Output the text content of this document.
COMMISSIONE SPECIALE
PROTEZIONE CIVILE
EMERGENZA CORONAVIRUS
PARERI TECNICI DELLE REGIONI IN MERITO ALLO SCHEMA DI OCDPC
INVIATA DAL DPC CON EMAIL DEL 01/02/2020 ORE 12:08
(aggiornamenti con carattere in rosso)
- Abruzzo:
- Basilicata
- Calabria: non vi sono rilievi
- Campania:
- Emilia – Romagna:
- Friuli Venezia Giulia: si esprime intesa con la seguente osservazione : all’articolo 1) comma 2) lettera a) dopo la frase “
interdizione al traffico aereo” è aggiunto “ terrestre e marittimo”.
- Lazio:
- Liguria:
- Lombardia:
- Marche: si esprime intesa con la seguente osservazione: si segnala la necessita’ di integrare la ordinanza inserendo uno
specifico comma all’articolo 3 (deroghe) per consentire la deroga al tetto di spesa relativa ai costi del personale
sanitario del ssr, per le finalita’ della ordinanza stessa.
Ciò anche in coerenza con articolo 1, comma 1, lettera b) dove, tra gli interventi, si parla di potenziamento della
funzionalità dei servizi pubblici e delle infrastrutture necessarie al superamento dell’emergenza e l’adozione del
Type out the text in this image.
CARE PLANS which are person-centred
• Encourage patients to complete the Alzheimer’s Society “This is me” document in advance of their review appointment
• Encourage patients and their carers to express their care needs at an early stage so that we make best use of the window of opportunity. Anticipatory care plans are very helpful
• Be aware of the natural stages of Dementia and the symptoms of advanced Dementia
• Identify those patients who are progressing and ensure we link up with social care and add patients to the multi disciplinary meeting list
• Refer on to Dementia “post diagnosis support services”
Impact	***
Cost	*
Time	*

#####

Report the number of lines in the records above that contain "document", with no other text.

2